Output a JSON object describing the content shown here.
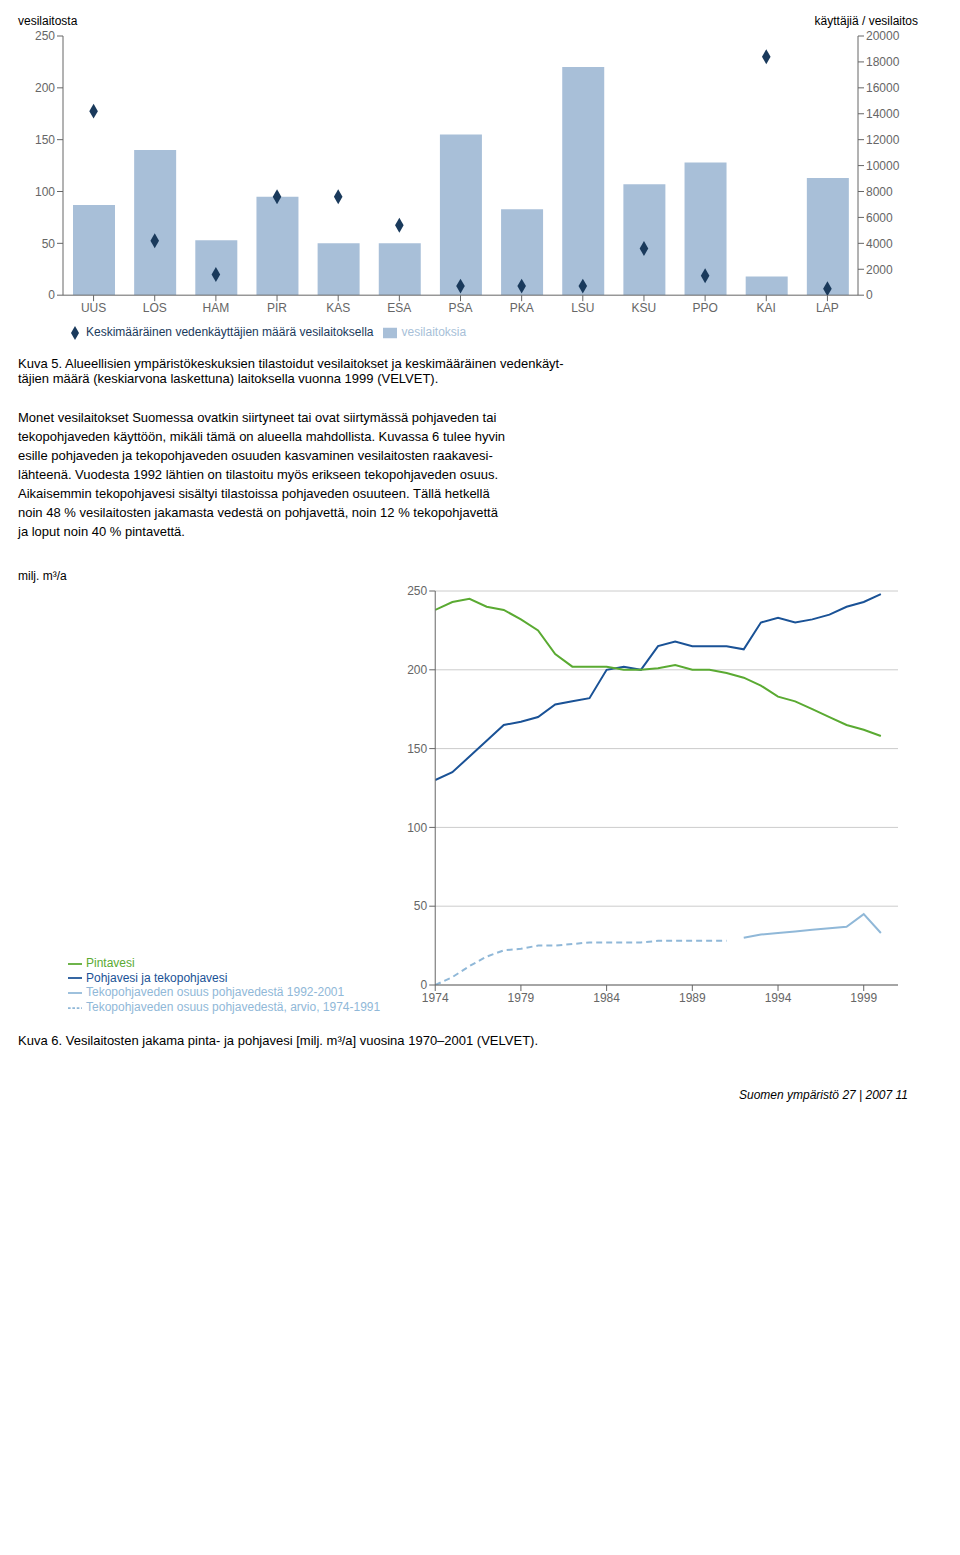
{
  "chart_data": [
    {
      "type": "bar",
      "categories": [
        "UUS",
        "LOS",
        "HAM",
        "PIR",
        "KAS",
        "ESA",
        "PSA",
        "PKA",
        "LSU",
        "KSU",
        "PPO",
        "KAI",
        "LAP"
      ],
      "series": [
        {
          "name": "vesilaitoksia",
          "type": "bar",
          "color": "#a8bfd8",
          "values": [
            87,
            140,
            53,
            95,
            50,
            50,
            155,
            83,
            220,
            107,
            128,
            18,
            113
          ]
        },
        {
          "name": "Keskimääräinen vedenkäyttäjien määrä vesilaitoksella",
          "type": "scatter",
          "marker": "diamond",
          "axis": "y2",
          "color": "#1a3a5c",
          "values": [
            14200,
            4200,
            1600,
            7600,
            7600,
            5400,
            700,
            700,
            700,
            3600,
            1500,
            18400,
            500
          ]
        }
      ],
      "ylabel": "vesilaitosta",
      "y2label": "käyttäjiä / vesilaitos",
      "ylim": [
        0,
        250
      ],
      "yticks": [
        0,
        50,
        100,
        150,
        200,
        250
      ],
      "y2lim": [
        0,
        20000
      ],
      "y2ticks": [
        0,
        2000,
        4000,
        6000,
        8000,
        10000,
        12000,
        14000,
        16000,
        18000,
        20000
      ],
      "grid": false,
      "legend": "bottom",
      "annotations": [
        "Kuva 5. Alueellisien ympäristökeskuksien tilastoidut vesilaitokset ja keskimääräinen vedenkäyt-",
        "täjien määrä (keskiarvona laskettuna) laitoksella vuonna 1999 (VELVET)."
      ]
    },
    {
      "type": "line",
      "x": [
        1974,
        1975,
        1976,
        1977,
        1978,
        1979,
        1980,
        1981,
        1982,
        1983,
        1984,
        1985,
        1986,
        1987,
        1988,
        1989,
        1990,
        1991,
        1992,
        1993,
        1994,
        1995,
        1996,
        1997,
        1998,
        1999,
        2000
      ],
      "series": [
        {
          "name": "Pohjavesi ja tekopohjavesi",
          "color": "#1a5296",
          "line_style": "solid",
          "values": [
            130,
            135,
            145,
            155,
            165,
            167,
            170,
            178,
            180,
            182,
            200,
            202,
            200,
            215,
            218,
            215,
            215,
            215,
            213,
            230,
            233,
            230,
            232,
            235,
            240,
            243,
            248
          ]
        },
        {
          "name": "Tekopohjaveden osuus pohjavedestä, arvio, 1974-1991",
          "color": "#90b8d8",
          "line_style": "dashed",
          "values": [
            0,
            5,
            12,
            18,
            22,
            23,
            25,
            25,
            26,
            27,
            27,
            27,
            27,
            28,
            28,
            28,
            28,
            28,
            null,
            null,
            null,
            null,
            null,
            null,
            null,
            null,
            null
          ]
        },
        {
          "name": "Tekopohjaveden osuus pohjavedestä 1992-2001",
          "color": "#90b8d8",
          "line_style": "solid",
          "values": [
            null,
            null,
            null,
            null,
            null,
            null,
            null,
            null,
            null,
            null,
            null,
            null,
            null,
            null,
            null,
            null,
            null,
            null,
            30,
            32,
            33,
            34,
            35,
            36,
            37,
            45,
            33
          ]
        },
        {
          "name": "Pintavesi",
          "color": "#5aaa32",
          "line_style": "solid",
          "values": [
            238,
            243,
            245,
            240,
            238,
            232,
            225,
            210,
            202,
            202,
            202,
            200,
            200,
            201,
            203,
            200,
            200,
            198,
            195,
            190,
            183,
            180,
            175,
            170,
            165,
            162,
            158
          ]
        }
      ],
      "ylabel": "milj. m³/a",
      "xlim": [
        1974,
        2001
      ],
      "xticks": [
        1974,
        1979,
        1984,
        1989,
        1994,
        1999
      ],
      "ylim": [
        0,
        250
      ],
      "yticks": [
        0,
        50,
        100,
        150,
        200,
        250
      ],
      "grid": "y",
      "legend": "bottom",
      "annotations": [
        "Kuva 6. Vesilaitosten jakama pinta- ja pohjavesi [milj. m³/a] vuosina 1970–2001 (VELVET)."
      ]
    }
  ],
  "body_text": [
    "Monet vesilaitokset Suomessa ovatkin siirtyneet tai ovat siirtymässä pohjaveden tai",
    "tekopohjaveden käyttöön, mikäli tämä on alueella mahdollista. Kuvassa 6 tulee hyvin",
    "esille pohjaveden ja tekopohjaveden osuuden kasvaminen vesilaitosten raakavesi-",
    "lähteenä. Vuodesta 1992 lähtien on tilastoitu myös erikseen tekopohjaveden osuus.",
    "Aikaisemmin tekopohjavesi sisältyi tilastoissa pohjaveden osuuteen. Tällä hetkellä",
    "noin 48 % vesilaitosten jakamasta vedestä on pohjavettä, noin 12 % tekopohjavettä",
    "ja loput noin 40 % pintavettä."
  ],
  "footer": "Suomen ympäristö 27 | 2007    11"
}
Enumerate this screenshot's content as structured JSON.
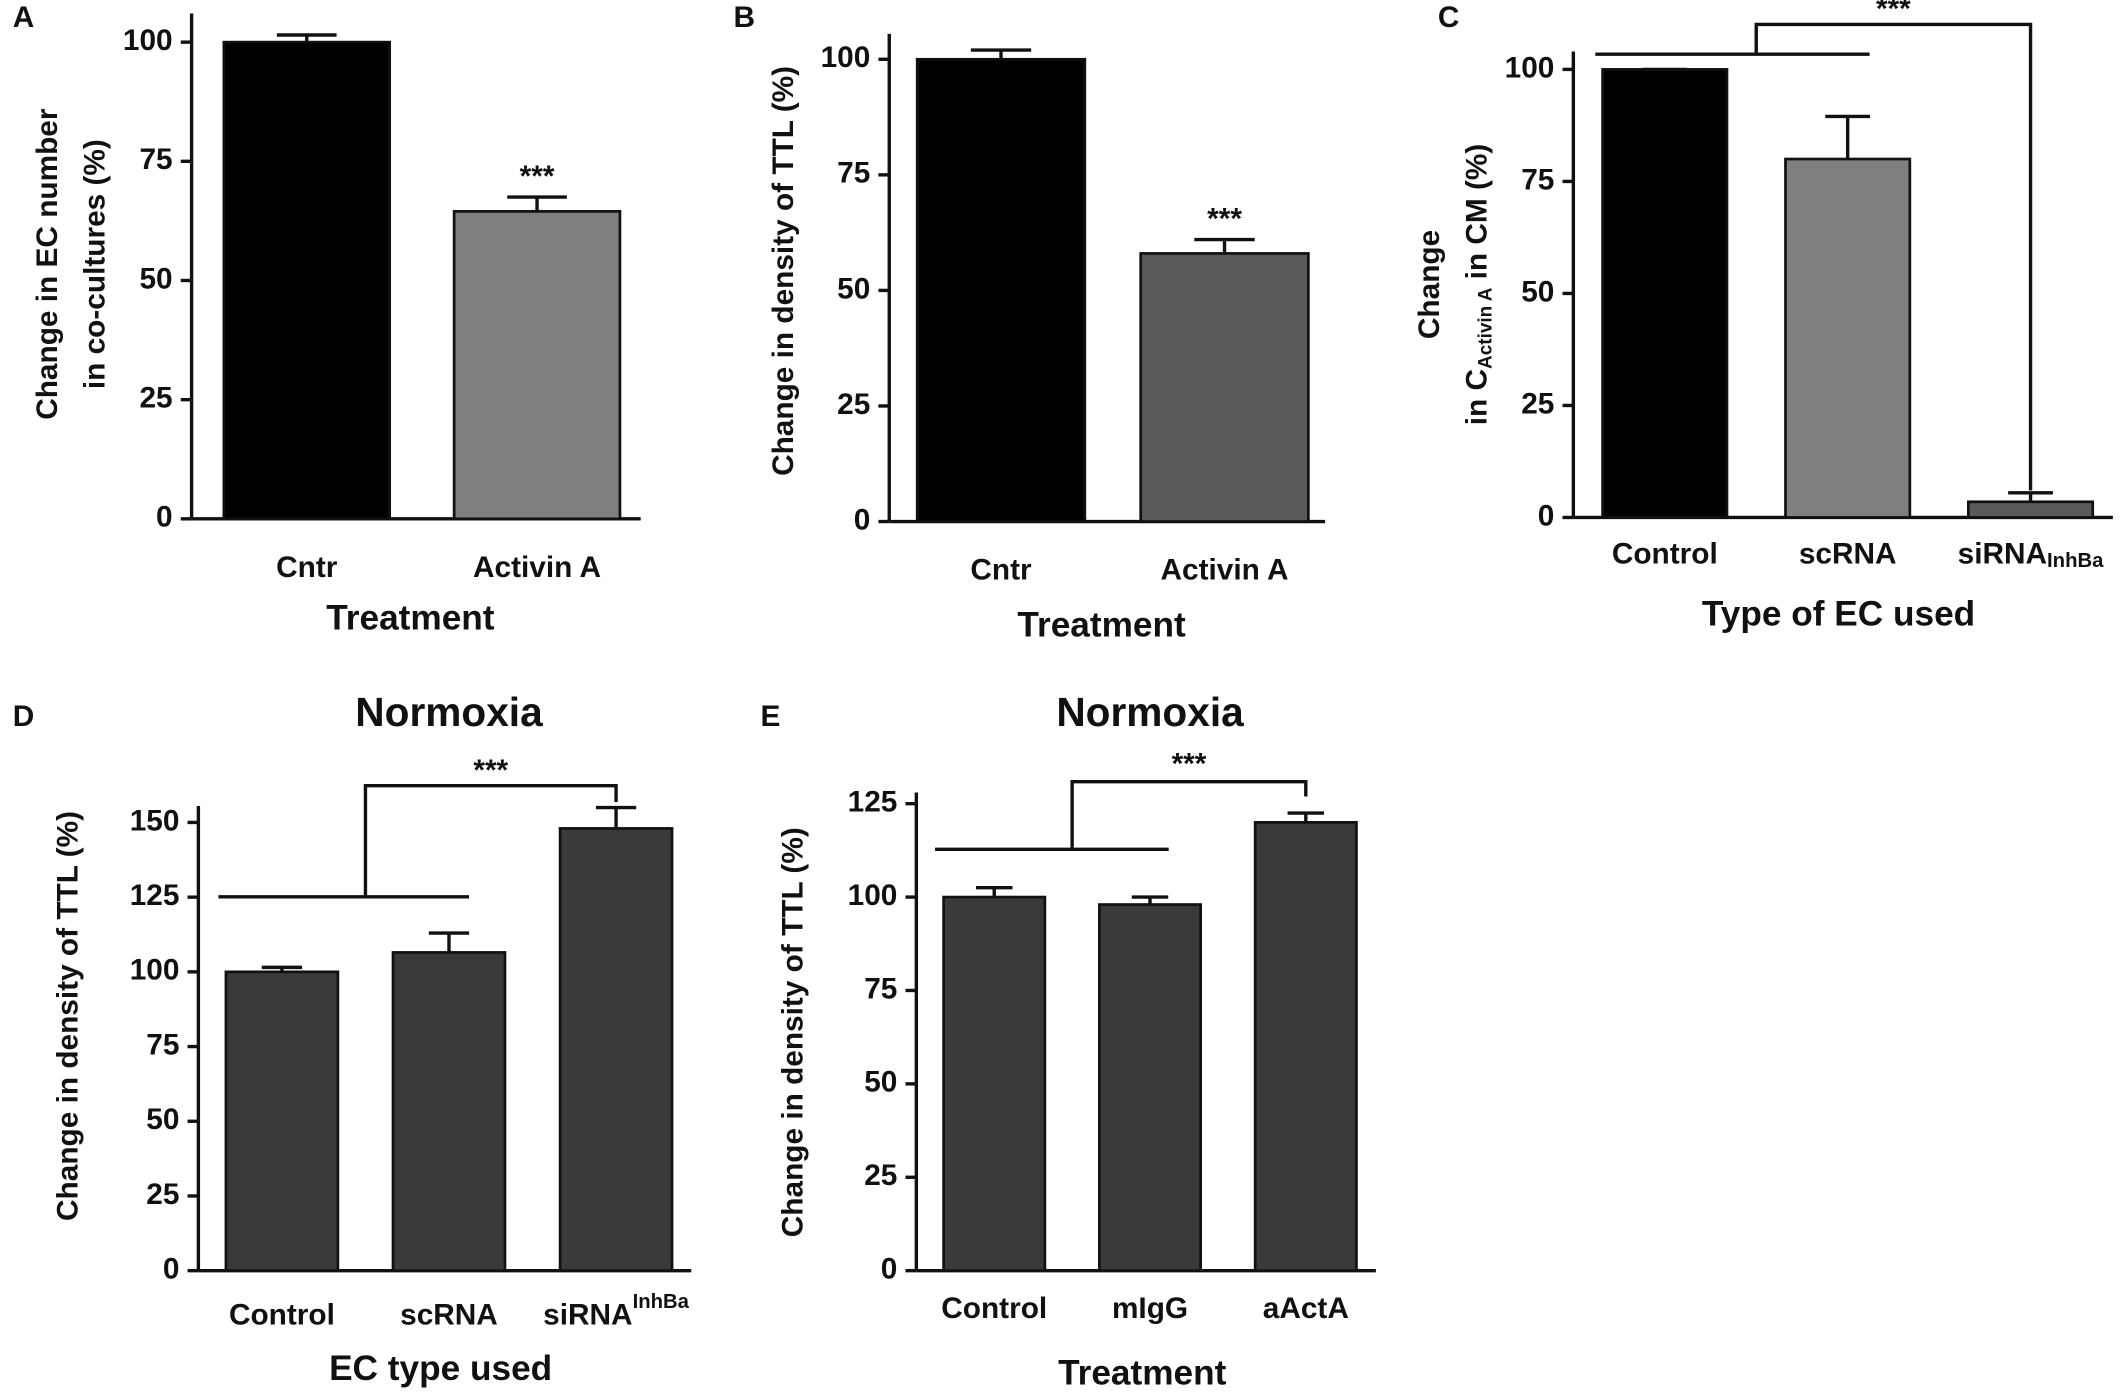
{
  "chart_data": [
    {
      "type": "bar",
      "panel": "A",
      "categories": [
        "Cntr",
        "Activin A"
      ],
      "values": [
        100,
        64.5
      ],
      "errors": [
        1.5,
        3
      ],
      "colors": [
        "#000000",
        "#7f7f7f"
      ],
      "ylabel": [
        "Change in EC number",
        "in co-cultures (%)"
      ],
      "xlabel": "Treatment",
      "ylim": [
        0,
        106
      ],
      "yticks": [
        0,
        25,
        50,
        75,
        100
      ],
      "significance": "***",
      "significance_target": 1
    },
    {
      "type": "bar",
      "panel": "B",
      "categories": [
        "Cntr",
        "Activin A"
      ],
      "values": [
        100,
        58
      ],
      "errors": [
        2,
        3
      ],
      "colors": [
        "#000000",
        "#595959"
      ],
      "ylabel": [
        "Change in density of TTL (%)"
      ],
      "xlabel": "Treatment",
      "ylim": [
        0,
        105.5
      ],
      "yticks": [
        0,
        25,
        50,
        75,
        100
      ],
      "significance": "***",
      "significance_target": 1
    },
    {
      "type": "bar",
      "panel": "C",
      "categories": [
        "Control",
        "scRNA",
        "siRNA"
      ],
      "category_sub": [
        null,
        null,
        "InhBa"
      ],
      "values": [
        100,
        80,
        3.5
      ],
      "errors": [
        0,
        9.5,
        2
      ],
      "colors": [
        "#000000",
        "#7f7f7f",
        "#595959"
      ],
      "ylabel": [
        "Change",
        {
          "text": "in C",
          "sub": "Activin A",
          "tail": "in CM (%)"
        }
      ],
      "xlabel": "Type of EC used",
      "ylim": [
        0,
        104
      ],
      "yticks": [
        0,
        25,
        50,
        75,
        100
      ],
      "significance": "***",
      "significance_group": [
        0,
        1
      ],
      "significance_target": 2
    },
    {
      "type": "bar",
      "panel": "D",
      "title": "Normoxia",
      "categories": [
        "Control",
        "scRNA",
        "siRNA"
      ],
      "category_sup": [
        null,
        null,
        "InhBa"
      ],
      "values": [
        100,
        106.5,
        148
      ],
      "errors": [
        1.5,
        6.5,
        7
      ],
      "colors": [
        "#3a3a3a",
        "#3a3a3a",
        "#3a3a3a"
      ],
      "ylabel": [
        "Change in density of TTL (%)"
      ],
      "xlabel": "EC type used",
      "ylim": [
        0,
        155.5
      ],
      "yticks": [
        0,
        25,
        50,
        75,
        100,
        125,
        150
      ],
      "significance": "***",
      "significance_group": [
        0,
        1
      ],
      "significance_target": 2
    },
    {
      "type": "bar",
      "panel": "E",
      "title": "Normoxia",
      "categories": [
        "Control",
        "mIgG",
        "aActA"
      ],
      "values": [
        100,
        98,
        120
      ],
      "errors": [
        2.5,
        2,
        2.5
      ],
      "colors": [
        "#3a3a3a",
        "#3a3a3a",
        "#3a3a3a"
      ],
      "ylabel": [
        "Change in density of TTL (%)"
      ],
      "xlabel": "Treatment",
      "ylim": [
        0,
        128
      ],
      "yticks": [
        0,
        25,
        50,
        75,
        100,
        125
      ],
      "significance": "***",
      "significance_group": [
        0,
        1
      ],
      "significance_target": 2
    }
  ]
}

| GIVEN EXERCISE |
Among these entries, how many lines include the string "name"? Reply with the number by itself.

| FINAL ANSWER |
6